**The task:**
Only lines containing the string "Blokade" belong in the answer; find them in the records and copy them.

**Exercise inputs:**
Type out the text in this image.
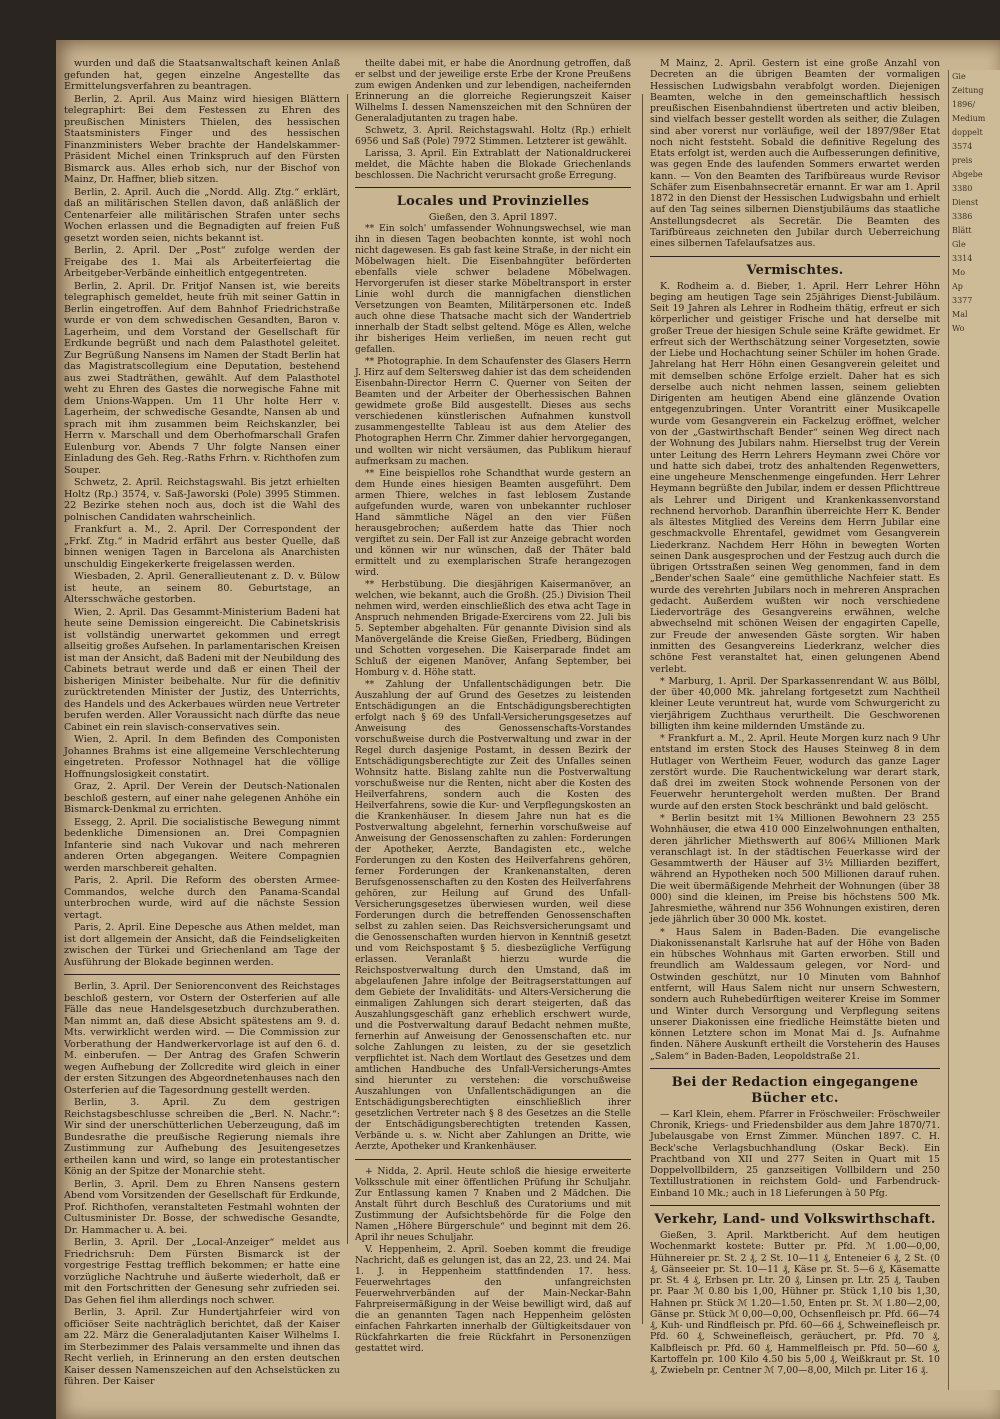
wurden und daß die Staatsanwaltschaft keinen Anlaß gefunden hat, gegen einzelne Angestellte das Ermittelungsverfahren zu beantragen.

Berlin, 2. April. Aus Mainz wird hiesigen Blättern telegraphirt: Bei dem Festessen zu Ehren des preußischen Ministers Thielen, des hessischen Staatsministers Finger und des hessischen Finanzministers Weber brachte der Handelskammer-Präsident Michel einen Trinkspruch auf den Fürsten Bismarck aus. Alles erhob sich, nur der Bischof von Mainz, Dr. Haffner, blieb sitzen.

Berlin, 2. April. Auch die „Nordd. Allg. Ztg.“ erklärt, daß an militärischen Stellen davon, daß anläßlich der Centenarfeier alle militärischen Strafen unter sechs Wochen erlassen und die Begnadigten auf freien Fuß gesetzt worden seien, nichts bekannt ist.

Berlin, 2. April. Der „Post“ zufolge werden der Freigabe des 1. Mai als Arbeiterfeiertag die Arbeitgeber-Verbände einheitlich entgegentreten.

Berlin, 2. April. Dr. Fritjof Nansen ist, wie bereits telegraphisch gemeldet, heute früh mit seiner Gattin in Berlin eingetroffen. Auf dem Bahnhof Friedrichstraße wurde er von dem schwedischen Gesandten, Baron v. Lagerheim, und dem Vorstand der Gesellschaft für Erdkunde begrüßt und nach dem Palasthotel geleitet. Zur Begrüßung Nansens im Namen der Stadt Berlin hat das Magistratscollegium eine Deputation, bestehend aus zwei Stadträthen, gewählt. Auf dem Palasthotel weht zu Ehren des Gastes die norwegische Fahne mit dem Unions-Wappen. Um 11 Uhr holte Herr v. Lagerheim, der schwedische Gesandte, Nansen ab und sprach mit ihm zusammen beim Reichskanzler, bei Herrn v. Marschall und dem Oberhofmarschall Grafen Eulenburg vor. Abends 7 Uhr folgte Nansen einer Einladung des Geh. Reg.-Raths Frhrn. v. Richthofen zum Souper.

Schwetz, 2. April. Reichstagswahl. Bis jetzt erhielten Holtz (Rp.) 3574, v. Saß-Jaworski (Pole) 3995 Stimmen. 22 Bezirke stehen noch aus, doch ist die Wahl des polnischen Candidaten wahrscheinlich.

Frankfurt a. M., 2. April. Der Correspondent der „Frkf. Ztg.“ in Madrid erfährt aus bester Quelle, daß binnen wenigen Tagen in Barcelona als Anarchisten unschuldig Eingekerkerte freigelassen werden.

Wiesbaden, 2. April. Generallieutenant z. D. v. Bülow ist heute, an seinem 80. Geburtstage, an Altersschwäche gestorben.

Wien, 2. April. Das Gesammt-Ministerium Badeni hat heute seine Demission eingereicht. Die Cabinetskrisis ist vollständig unerwartet gekommen und erregt allseitig großes Aufsehen. In parlamentarischen Kreisen ist man der Ansicht, daß Badeni mit der Neubildung des Cabinets betraut werde und daß er einen Theil der bisherigen Minister beibehalte. Nur für die definitiv zurücktretenden Minister der Justiz, des Unterrichts, des Handels und des Ackerbaues würden neue Vertreter berufen werden. Aller Voraussicht nach dürfte das neue Cabinet ein rein slavisch-conservatives sein.

Wien, 2. April. In dem Befinden des Componisten Johannes Brahms ist eine allgemeine Verschlechterung eingetreten. Professor Nothnagel hat die völlige Hoffnungslosigkeit constatirt.

Graz, 2. April. Der Verein der Deutsch-Nationalen beschloß gestern, auf einer nahe gelegenen Anhöhe ein Bismarck-Denkmal zu errichten.

Essegg, 2. April. Die socialistische Bewegung nimmt bedenkliche Dimensionen an. Drei Compagnien Infanterie sind nach Vukovar und nach mehreren anderen Orten abgegangen. Weitere Compagnien werden marschbereit gehalten.

Paris, 2. April. Die Reform des obersten Armee-Commandos, welche durch den Panama-Scandal unterbrochen wurde, wird auf die nächste Session vertagt.

Paris, 2. April. Eine Depesche aus Athen meldet, man ist dort allgemein der Ansicht, daß die Feindseligkeiten zwischen der Türkei und Griechenland am Tage der Ausführung der Blokade beginnen werden.

Berlin, 3. April. Der Seniorenconvent des Reichstages beschloß gestern, vor Ostern der Osterferien auf alle Fälle das neue Handelsgesetzbuch durchzuberathen. Man nimmt an, daß diese Absicht spätestens am 9. d. Mts. verwirklicht werden wird. — Die Commission zur Vorberathung der Handwerkervorlage ist auf den 6. d. M. einberufen. — Der Antrag des Grafen Schwerin wegen Aufhebung der Zollcredite wird gleich in einer der ersten Sitzungen des Abgeordnetenhauses nach den Osterferien auf die Tagesordnung gestellt werden.

Berlin, 3. April. Zu dem gestrigen Reichstagsbeschlusse schreiben die „Berl. N. Nachr.“: Wir sind der unerschütterlichen Ueberzeugung, daß im Bundesrathe die preußische Regierung niemals ihre Zustimmung zur Aufhebung des Jesuitengesetzes ertheilen kann und wird, so lange ein protestantischer König an der Spitze der Monarchie steht.

Berlin, 3. April. Dem zu Ehren Nansens gestern Abend vom Vorsitzenden der Gesellschaft für Erdkunde, Prof. Richthofen, veranstalteten Festmahl wohnten der Cultusminister Dr. Bosse, der schwedische Gesandte, Dr. Hammacher u. A. bei.

Berlin, 3. April. Der „Local-Anzeiger“ meldet aus Friedrichsruh: Dem Fürsten Bismarck ist der vorgestrige Festtag trefflich bekommen; er hatte eine vorzügliche Nachtruhe und äußerte wiederholt, daß er mit den Fortschritten der Genesung sehr zufrieden sei. Das Gehen fiel ihm allerdings noch schwer.

Berlin, 3. April. Zur Hundertjahrfeier wird von officiöser Seite nachträglich berichtet, daß der Kaiser am 22. März die Generaladjutanten Kaiser Wilhelms I. im Sterbezimmer des Palais versammelte und ihnen das Recht verlieh, in Erinnerung an den ersten deutschen Kaiser dessen Namenszeichen auf den Achselstücken zu führen. Der Kaiser

theilte dabei mit, er habe die Anordnung getroffen, daß er selbst und der jeweilige erste Erbe der Krone Preußens zum ewigen Andenken und zur lebendigen, nacheifernden Erinnerung an die glorreiche Regierungszeit Kaiser Wilhelms I. dessen Namenszeichen mit den Schnüren der Generaladjutanten zu tragen habe.

Schwetz, 3. April. Reichstagswahl. Holtz (Rp.) erhielt 6956 und Saß (Pole) 7972 Stimmen. Letzterer ist gewählt.

Larissa, 3. April. Ein Extrablatt der Nationaldruckerei meldet, die Mächte haben die Blokade Griechenlands beschlossen. Die Nachricht verursacht große Erregung.

Locales und Provinzielles
Gießen, den 3. April 1897.

** Ein solch' umfassender Wohnungswechsel, wie man ihn in diesen Tagen beobachten konnte, ist wohl noch nicht dagewesen. Es gab fast keine Straße, in der nicht ein Möbelwagen hielt. Die Eisenbahngüter beförderten ebenfalls viele schwer beladene Möbelwagen. Hervorgerufen ist dieser starke Möbeltransport in erster Linie wohl durch die mannigfachen dienstlichen Versetzungen von Beamten, Militärpersonen etc. Indeß auch ohne diese Thatsache macht sich der Wandertrieb innerhalb der Stadt selbst geltend. Möge es Allen, welche ihr bisheriges Heim verließen, im neuen recht gut gefallen.

** Photographie. In dem Schaufenster des Glasers Herrn J. Hirz auf dem Seltersweg dahier ist das dem scheidenden Eisenbahn-Director Herrn C. Querner von Seiten der Beamten und der Arbeiter der Oberhessischen Bahnen gewidmete große Bild ausgestellt. Dieses aus sechs verschiedenen künstlerischen Aufnahmen kunstvoll zusammengestellte Tableau ist aus dem Atelier des Photographen Herrn Chr. Zimmer dahier hervorgegangen, und wollten wir nicht versäumen, das Publikum hierauf aufmerksam zu machen.

** Eine beispiellos rohe Schandthat wurde gestern an dem Hunde eines hiesigen Beamten ausgeführt. Dem armen Thiere, welches in fast leblosem Zustande aufgefunden wurde, waren von unbekannter ruchloser Hand sämmtliche Nägel an den vier Füßen herausgebrochen; außerdem hatte das Thier noch vergiftet zu sein. Der Fall ist zur Anzeige gebracht worden und können wir nur wünschen, daß der Thäter bald ermittelt und zu exemplarischen Strafe herangezogen wird.

** Herbstübung. Die diesjährigen Kaisermanöver, an welchen, wie bekannt, auch die Großh. (25.) Division Theil nehmen wird, werden einschließlich des etwa acht Tage in Anspruch nehmenden Brigade-Exercirens vom 22. Juli bis 5. September abgehalten. Für genannte Division sind als Manövergelände die Kreise Gießen, Friedberg, Büdingen und Schotten vorgesehen. Die Kaiserparade findet am Schluß der eigenen Manöver, Anfang September, bei Homburg v. d. Höhe statt.

** Zahlung der Unfallentschädigungen betr. Die Auszahlung der auf Grund des Gesetzes zu leistenden Entschädigungen an die Entschädigungsberechtigten erfolgt nach § 69 des Unfall-Versicherungsgesetzes auf Anweisung des Genossenschafts-Vorstandes vorschußweise durch die Postverwaltung und zwar in der Regel durch dasjenige Postamt, in dessen Bezirk der Entschädigungsberechtigte zur Zeit des Unfalles seinen Wohnsitz hatte. Bislang zahlte nun die Postverwaltung vorschußweise nur die Renten, nicht aber die Kosten des Heilverfahrens, sondern auch die Kosten des Heilverfahrens, sowie die Kur- und Verpflegungskosten an die Krankenhäuser. In diesem Jahre nun hat es die Postverwaltung abgelehnt, fernerhin vorschußweise auf Anweisung der Genossenschaften zu zahlen: Forderungen der Apotheker, Aerzte, Bandagisten etc., welche Forderungen zu den Kosten des Heilverfahrens gehören, ferner Forderungen der Krankenanstalten, deren Berufsgenossenschaften zu den Kosten des Heilverfahrens gehören, zur Heilung auf Grund des Unfall-Versicherungsgesetzes überwiesen wurden, weil diese Forderungen durch die betreffenden Genossenschaften selbst zu zahlen seien. Das Reichsversicherungsamt und die Genossenschaften wurden hiervon in Kenntniß gesetzt und vom Reichspostamt § 5. diesbezügliche Verfügung erlassen. Veranlaßt hierzu wurde die Reichspostverwaltung durch den Umstand, daß im abgelaufenen Jahre infolge der Beitragserstattungen auf dem Gebiete der Invaliditäts- und Alters-Versicherung die einmaligen Zahlungen sich derart steigerten, daß das Auszahlungsgeschäft ganz erheblich erschwert wurde, und die Postverwaltung darauf Bedacht nehmen mußte, fernerhin auf Anweisung der Genossenschaften etc. nur solche Zahlungen zu leisten, zu der sie gesetzlich verpflichtet ist. Nach dem Wortlaut des Gesetzes und dem amtlichen Handbuche des Unfall-Versicherungs-Amtes sind hierunter zu verstehen: die vorschußweise Auszahlungen von Unfallentschädigungen an die Entschädigungsberechtigten einschließlich ihrer gesetzlichen Vertreter nach § 8 des Gesetzes an die Stelle der Entschädigungsberechtigten tretenden Kassen, Verbände u. s. w. Nicht aber Zahlungen an Dritte, wie Aerzte, Apotheker und Krankenhäuser.

+ Nidda, 2. April. Heute schloß die hiesige erweiterte Volksschule mit einer öffentlichen Prüfung ihr Schuljahr. Zur Entlassung kamen 7 Knaben und 2 Mädchen. Die Anstalt führt durch Beschluß des Curatoriums und mit Zustimmung der Aufsichtsbehörde für die Folge den Namen „Höhere Bürgerschule“ und beginnt mit dem 26. April ihr neues Schuljahr.

V. Heppenheim, 2. April. Soeben kommt die freudige Nachricht, daß es gelungen ist, das an 22, 23. und 24. Mai 1. J. in Heppenheim stattfindenden 17. hess. Feuerwehrtages den unfangreichsten Feuerwehrverbänden auf der Main-Neckar-Bahn Fahrpreisermäßigung in der Weise bewilligt wird, daß auf die an genannten Tagen nach Heppenheim gelösten einfachen Fahrkarten innerhalb der Gültigkeitsdauer von Rückfahrkarten die freie Rückfahrt in Personenzügen gestattet wird.

M Mainz, 2. April. Gestern ist eine große Anzahl von Decreten an die übrigen Beamten der vormaligen Hessischen Ludwigsbahn verabfolgt worden. Diejenigen Beamten, welche in den gemeinschaftlich hessisch preußischen Eisenbahndienst übertreten und activ bleiben, sind vielfach besser gestellt worden als seither, die Zulagen sind aber vorerst nur vorläufige, weil der 1897/98er Etat noch nicht feststeht. Sobald die definitive Regelung des Etats erfolgt ist, werden auch die Aufbesserungen definitive, was gegen Ende des laufenden Sommers erwartet werden kann. — Von den Beamten des Tarifbüreaus wurde Revisor Schäfer zum Eisenbahnsecretär ernannt. Er war am 1. April 1872 in den Dienst der Hessischen Ludwigsbahn und erhielt auf den Tag seines silbernen Dienstjubiläums das staatliche Anstellungsdecret als Secretär. Die Beamten des Tarifbüreaus zeichneten den Jubilar durch Ueberreichung eines silbernen Tafelaufsatzes aus.

Vermischtes.

K. Rodheim a. d. Bieber, 1. April. Herr Lehrer Höhn beging am heutigen Tage sein 25jähriges Dienst-Jubiläum. Seit 19 Jahren als Lehrer in Rodheim thätig, erfreut er sich körperlicher und geistiger Frische und hat derselbe mit großer Treue der hiesigen Schule seine Kräfte gewidmet. Er erfreut sich der Werthschätzung seiner Vorgesetzten, sowie der Liebe und Hochachtung seiner Schüler im hohen Grade. Jahrelang hat Herr Höhn einen Gesangverein geleitet und mit demselben schöne Erfolge erzielt. Daher hat es sich derselbe auch nicht nehmen lassen, seinem geliebten Dirigenten am heutigen Abend eine glänzende Ovation entgegenzubringen. Unter Vorantritt einer Musikcapelle wurde vom Gesangverein ein Fackelzug eröffnet, welcher von der „Gastwirthschaft Bender“ seinen Weg direct nach der Wohnung des Jubilars nahm. Hierselbst trug der Verein unter Leitung des Herrn Lehrers Heymann zwei Chöre vor und hatte sich dabei, trotz des anhaltenden Regenwetters, eine ungeheure Menschenmenge eingefunden. Herr Lehrer Heymann begrüßte den Jubilar, indem er dessen Pflichttreue als Lehrer und Dirigent und Krankenkassenvorstand rechnend hervorhob. Daranfhin überreichte Herr K. Bender als ältestes Mitglied des Vereins dem Herrn Jubilar eine geschmackvolle Ehrentafel, gewidmet vom Gesangverein Liederkranz. Nachdem Herr Höhn in bewegten Worten seinen Dank ausgesprochen und der Festzug auch durch die übrigen Ortsstraßen seinen Weg genommen, fand in dem „Bender'schen Saale“ eine gemüthliche Nachfeier statt. Es wurde des verehrten Jubilars noch in mehreren Ansprachen gedacht. Außerdem wußten wir noch verschiedene Liedervorträge des Gesangvereins erwähnen, welche abwechselnd mit schönen Weisen der engagirten Capelle, zur Freude der anwesenden Gäste sorgten. Wir haben inmitten des Gesangvereins Liederkranz, welcher dies schöne Fest veranstaltet hat, einen gelungenen Abend verlebt.

* Marburg, 1. April. Der Sparkassenrendant W. aus Bölbl, der über 40,000 Mk. jahrelang fortgesetzt zum Nachtheil kleiner Leute veruntreut hat, wurde vom Schwurgericht zu vierjährigem Zuchthaus verurtheilt. Die Geschworenen billigten ihm keine mildernden Umstände zu.

* Frankfurt a. M., 2. April. Heute Morgen kurz nach 9 Uhr entstand im ersten Stock des Hauses Steinweg 8 in dem Hutlager von Wertheim Feuer, wodurch das ganze Lager zerstört wurde. Die Rauchentwickelung war derart stark, daß drei im zweiten Stock wohnende Personen von der Feuerwehr heruntergeholt werden mußten. Der Brand wurde auf den ersten Stock beschränkt und bald gelöscht.

* Berlin besitzt mit 1¾ Millionen Bewohnern 23 255 Wohnhäuser, die etwa 410 000 Einzelwohnungen enthalten, deren jährlicher Miethswerth auf 806¼ Millionen Mark veranschlagt ist. In der städtischen Feuerkasse wird der Gesammtwerth der Häuser auf 3½ Milliarden beziffert, während an Hypotheken noch 500 Millionen darauf ruhen. Die weit übermäßigende Mehrheit der Wohnungen (über 38 000) sind die kleinen, im Preise bis höchstens 500 Mk. Jahresmiethe, während nur 356 Wohnungen existiren, deren jede jährlich über 30 000 Mk. kostet.

* Haus Salem in Baden-Baden. Die evangelische Diakonissenanstalt Karlsruhe hat auf der Höhe von Baden ein hübsches Wohnhaus mit Garten erworben. Still und freundlich am Waldessaum gelegen, vor Nord- und Ostwinden geschützt, nur 10 Minuten vom Bahnhof entfernt, will Haus Salem nicht nur unsern Schwestern, sondern auch Ruhebedürftigen weiterer Kreise im Sommer und Winter durch Versorgung und Verpflegung seitens unserer Diakonissen eine friedliche Heimstätte bieten und können Letztere schon im Monat Mai d. Js. Aufnahme finden. Nähere Auskunft ertheilt die Vorsteherin des Hauses „Salem“ in Baden-Baden, Leopoldstraße 21.

Bei der Redaction eingegangene Bücher etc.

— Karl Klein, ehem. Pfarrer in Fröschweiler: Fröschweiler Chronik, Kriegs- und Friedensbilder aus dem Jahre 1870/71. Jubelausgabe von Ernst Zimmer. München 1897. C. H. Beck'sche Verlagsbuchhandlung (Oskar Beck). Ein Prachtband von XII und 277 Seiten in Quart mit 15 Doppelvollbildern, 25 ganzseitigen Vollbildern und 250 Textillustrationen in reichstem Gold- und Farbendruck-Einband 10 Mk.; auch in 18 Lieferungen à 50 Pfg.

Verkehr, Land- und Volkswirthschaft.

Gießen, 3. April. Marktbericht. Auf dem heutigen Wochenmarkt kostete: Butter pr. Pfd. ℳ 1.00—0,00, Hühnereier pr. St. 2 ₰, 2 St. 10—11 ₰, Enteneier 6 ₰, 2 St. (0 ₰, Gänseeier pr. St. 10—11 ₰, Käse pr. St. 5—6 ₰, Käsematte pr. St. 4 ₰, Erbsen pr. Ltr. 20 ₰, Linsen pr. Ltr. 25 ₰, Tauben pr. Paar ℳ 0.80 bis 1,00, Hühner pr. Stück 1,10 bis 1,30, Hahnen pr. Stück ℳ 1.20—1.50, Enten pr. St. ℳ 1.80—2,00, Gänse pr. Stück ℳ 0,00—0,00, Ochsenfleisch pr. Pfd. 66—74 ₰, Kuh- und Rindfleisch pr. Pfd. 60—66 ₰, Schweinefleisch pr. Pfd. 60 ₰, Schweinefleisch, geräuchert, pr. Pfd. 70 ₰, Kalbfleisch pr. Pfd. 60 ₰, Hammelfleisch pr. Pfd. 50—60 ₰, Kartoffeln pr. 100 Kilo 4.50 bis 5,00 ₰, Weißkraut pr. St. 10 ₰, Zwiebeln pr. Centner ℳ 7,00—8,00, Milch pr. Liter 16 ₰.

Gie
Zeitung
1896/
Medium
doppelt
3574
preis
Abgebe
3380
Dienst
3386
Blätt
Gle
3314
Mo
Ap
3377
Mal
Wo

**Exercise output:**
Paris, 2. April. Eine Depesche aus Athen meldet, man ist dort allgemein der Ansicht, daß die Feindseligkeiten zwischen der Türkei und Griechenland am Tage der Ausführung der Blokade beginnen werden.
Larissa, 3. April. Ein Extrablatt der Nationaldruckerei meldet, die Mächte haben die Blokade Griechenlands beschlossen. Die Nachricht verursacht große Erregung.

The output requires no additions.